Stored dataset items:
+++

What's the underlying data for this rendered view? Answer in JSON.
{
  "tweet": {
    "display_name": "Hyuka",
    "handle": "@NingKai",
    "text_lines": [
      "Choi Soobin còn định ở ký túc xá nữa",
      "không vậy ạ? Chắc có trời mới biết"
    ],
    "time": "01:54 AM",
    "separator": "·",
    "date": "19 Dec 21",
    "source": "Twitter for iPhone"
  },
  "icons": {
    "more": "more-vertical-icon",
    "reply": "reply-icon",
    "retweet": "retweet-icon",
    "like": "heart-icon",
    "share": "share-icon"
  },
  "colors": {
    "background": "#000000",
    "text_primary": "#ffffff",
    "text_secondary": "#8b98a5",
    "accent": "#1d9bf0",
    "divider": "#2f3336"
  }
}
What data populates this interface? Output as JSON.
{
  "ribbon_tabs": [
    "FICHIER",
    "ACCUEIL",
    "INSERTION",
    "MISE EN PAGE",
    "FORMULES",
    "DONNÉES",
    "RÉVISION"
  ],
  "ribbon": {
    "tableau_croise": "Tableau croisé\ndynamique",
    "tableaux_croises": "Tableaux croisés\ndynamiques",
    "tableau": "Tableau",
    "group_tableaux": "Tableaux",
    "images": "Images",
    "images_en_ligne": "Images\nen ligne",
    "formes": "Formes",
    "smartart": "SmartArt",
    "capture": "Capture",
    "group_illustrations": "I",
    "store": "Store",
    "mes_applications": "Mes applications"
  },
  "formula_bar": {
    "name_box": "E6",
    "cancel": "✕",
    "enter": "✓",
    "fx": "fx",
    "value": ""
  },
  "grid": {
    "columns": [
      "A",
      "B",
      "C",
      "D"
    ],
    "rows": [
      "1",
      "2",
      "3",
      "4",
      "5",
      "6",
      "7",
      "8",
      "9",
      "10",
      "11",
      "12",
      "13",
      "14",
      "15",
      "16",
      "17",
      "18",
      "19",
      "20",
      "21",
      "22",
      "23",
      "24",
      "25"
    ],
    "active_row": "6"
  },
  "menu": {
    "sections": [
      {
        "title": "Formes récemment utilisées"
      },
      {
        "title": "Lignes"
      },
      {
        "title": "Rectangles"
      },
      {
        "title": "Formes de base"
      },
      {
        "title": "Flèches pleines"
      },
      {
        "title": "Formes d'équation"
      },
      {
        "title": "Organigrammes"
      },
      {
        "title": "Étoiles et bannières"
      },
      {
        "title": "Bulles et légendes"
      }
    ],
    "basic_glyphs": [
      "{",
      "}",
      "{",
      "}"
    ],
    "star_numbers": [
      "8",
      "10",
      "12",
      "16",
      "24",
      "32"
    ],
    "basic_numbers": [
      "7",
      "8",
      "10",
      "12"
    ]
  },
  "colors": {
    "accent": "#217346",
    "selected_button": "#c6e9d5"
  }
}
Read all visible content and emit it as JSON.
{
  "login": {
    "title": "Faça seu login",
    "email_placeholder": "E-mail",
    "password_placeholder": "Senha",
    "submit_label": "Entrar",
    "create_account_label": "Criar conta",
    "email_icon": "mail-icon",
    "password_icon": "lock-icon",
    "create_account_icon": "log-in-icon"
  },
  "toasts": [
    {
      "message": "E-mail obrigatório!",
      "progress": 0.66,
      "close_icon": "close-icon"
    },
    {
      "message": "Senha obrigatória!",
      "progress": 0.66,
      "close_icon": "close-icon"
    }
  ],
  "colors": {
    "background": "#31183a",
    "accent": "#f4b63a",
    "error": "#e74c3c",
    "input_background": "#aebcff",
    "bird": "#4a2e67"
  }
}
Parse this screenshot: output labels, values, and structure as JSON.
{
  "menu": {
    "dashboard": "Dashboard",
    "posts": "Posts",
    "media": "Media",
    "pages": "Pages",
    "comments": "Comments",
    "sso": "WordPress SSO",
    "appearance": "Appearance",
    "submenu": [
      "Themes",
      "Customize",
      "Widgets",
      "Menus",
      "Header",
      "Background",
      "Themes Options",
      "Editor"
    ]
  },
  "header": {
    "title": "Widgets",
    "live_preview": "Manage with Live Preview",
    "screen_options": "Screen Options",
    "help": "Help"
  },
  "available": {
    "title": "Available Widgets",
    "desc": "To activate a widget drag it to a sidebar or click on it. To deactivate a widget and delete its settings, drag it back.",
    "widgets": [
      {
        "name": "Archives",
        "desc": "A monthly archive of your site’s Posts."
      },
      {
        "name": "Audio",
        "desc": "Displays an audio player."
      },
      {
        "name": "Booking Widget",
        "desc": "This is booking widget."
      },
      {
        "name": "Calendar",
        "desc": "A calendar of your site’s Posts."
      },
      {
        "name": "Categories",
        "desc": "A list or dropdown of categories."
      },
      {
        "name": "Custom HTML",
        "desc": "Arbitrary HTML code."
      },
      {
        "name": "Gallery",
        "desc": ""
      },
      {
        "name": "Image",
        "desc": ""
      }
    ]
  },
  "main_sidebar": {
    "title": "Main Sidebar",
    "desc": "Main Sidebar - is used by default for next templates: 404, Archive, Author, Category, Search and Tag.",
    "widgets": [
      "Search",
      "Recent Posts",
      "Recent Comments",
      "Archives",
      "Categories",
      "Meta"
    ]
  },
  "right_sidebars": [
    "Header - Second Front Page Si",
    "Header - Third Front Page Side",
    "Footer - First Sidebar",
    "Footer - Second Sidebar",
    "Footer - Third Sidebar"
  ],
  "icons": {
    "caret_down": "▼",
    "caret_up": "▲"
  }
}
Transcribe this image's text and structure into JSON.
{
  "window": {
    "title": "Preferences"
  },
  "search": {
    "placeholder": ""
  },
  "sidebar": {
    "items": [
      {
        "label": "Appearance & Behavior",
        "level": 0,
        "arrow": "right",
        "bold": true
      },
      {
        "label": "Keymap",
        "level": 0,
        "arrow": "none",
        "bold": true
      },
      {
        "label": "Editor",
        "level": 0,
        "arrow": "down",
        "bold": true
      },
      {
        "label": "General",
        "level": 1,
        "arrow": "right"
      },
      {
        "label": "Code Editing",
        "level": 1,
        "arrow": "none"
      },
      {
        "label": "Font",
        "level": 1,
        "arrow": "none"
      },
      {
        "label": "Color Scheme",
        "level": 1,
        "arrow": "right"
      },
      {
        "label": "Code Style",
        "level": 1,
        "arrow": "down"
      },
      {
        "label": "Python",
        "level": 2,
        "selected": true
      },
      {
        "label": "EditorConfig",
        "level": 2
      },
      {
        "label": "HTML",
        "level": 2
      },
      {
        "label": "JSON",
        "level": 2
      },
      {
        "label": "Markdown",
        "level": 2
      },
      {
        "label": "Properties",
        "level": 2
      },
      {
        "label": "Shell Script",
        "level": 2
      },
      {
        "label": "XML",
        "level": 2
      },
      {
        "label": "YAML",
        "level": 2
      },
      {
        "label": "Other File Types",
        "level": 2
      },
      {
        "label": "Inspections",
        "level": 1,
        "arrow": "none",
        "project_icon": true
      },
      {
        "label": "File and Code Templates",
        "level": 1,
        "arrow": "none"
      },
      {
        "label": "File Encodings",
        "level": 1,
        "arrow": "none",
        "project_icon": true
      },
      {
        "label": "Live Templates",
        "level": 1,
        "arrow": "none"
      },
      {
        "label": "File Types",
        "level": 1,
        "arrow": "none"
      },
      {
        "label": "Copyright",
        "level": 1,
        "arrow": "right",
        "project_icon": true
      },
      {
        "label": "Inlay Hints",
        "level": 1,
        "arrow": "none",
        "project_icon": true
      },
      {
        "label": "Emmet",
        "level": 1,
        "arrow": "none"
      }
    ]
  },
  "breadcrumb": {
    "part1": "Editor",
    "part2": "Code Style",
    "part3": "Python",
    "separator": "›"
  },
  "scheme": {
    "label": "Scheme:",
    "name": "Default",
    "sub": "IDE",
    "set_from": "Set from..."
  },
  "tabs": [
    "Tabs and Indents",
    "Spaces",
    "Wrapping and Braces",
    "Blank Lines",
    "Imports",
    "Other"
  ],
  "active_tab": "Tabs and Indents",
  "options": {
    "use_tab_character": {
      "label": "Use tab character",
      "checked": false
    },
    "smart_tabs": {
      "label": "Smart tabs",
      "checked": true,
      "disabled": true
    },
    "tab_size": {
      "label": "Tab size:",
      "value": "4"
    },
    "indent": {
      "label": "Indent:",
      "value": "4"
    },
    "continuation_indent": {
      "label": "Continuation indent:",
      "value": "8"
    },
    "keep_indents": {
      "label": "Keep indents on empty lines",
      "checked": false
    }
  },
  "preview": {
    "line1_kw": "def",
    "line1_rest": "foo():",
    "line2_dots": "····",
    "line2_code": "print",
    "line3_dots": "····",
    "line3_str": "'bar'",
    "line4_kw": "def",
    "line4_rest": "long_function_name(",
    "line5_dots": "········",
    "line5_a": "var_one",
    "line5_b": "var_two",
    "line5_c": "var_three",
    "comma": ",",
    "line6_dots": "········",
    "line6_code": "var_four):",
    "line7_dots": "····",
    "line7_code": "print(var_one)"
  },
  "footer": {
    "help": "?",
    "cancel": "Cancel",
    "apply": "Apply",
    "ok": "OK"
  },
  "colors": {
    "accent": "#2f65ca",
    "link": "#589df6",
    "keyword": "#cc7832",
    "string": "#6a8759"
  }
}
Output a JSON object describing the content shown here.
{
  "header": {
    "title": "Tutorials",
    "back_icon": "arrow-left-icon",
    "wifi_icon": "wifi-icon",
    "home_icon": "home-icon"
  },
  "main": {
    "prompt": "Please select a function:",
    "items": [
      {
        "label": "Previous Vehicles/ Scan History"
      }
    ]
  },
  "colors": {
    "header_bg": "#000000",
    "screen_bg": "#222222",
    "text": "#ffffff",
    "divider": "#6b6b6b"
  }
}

+++

■ **EXERCISE DETAILS**
Search the data above for lines holding "Senha" and copy each of them.

■ **ANSWER TO THIS PROBLEM**
    "password_placeholder": "Senha",
      "message": "Senha obrigatória!",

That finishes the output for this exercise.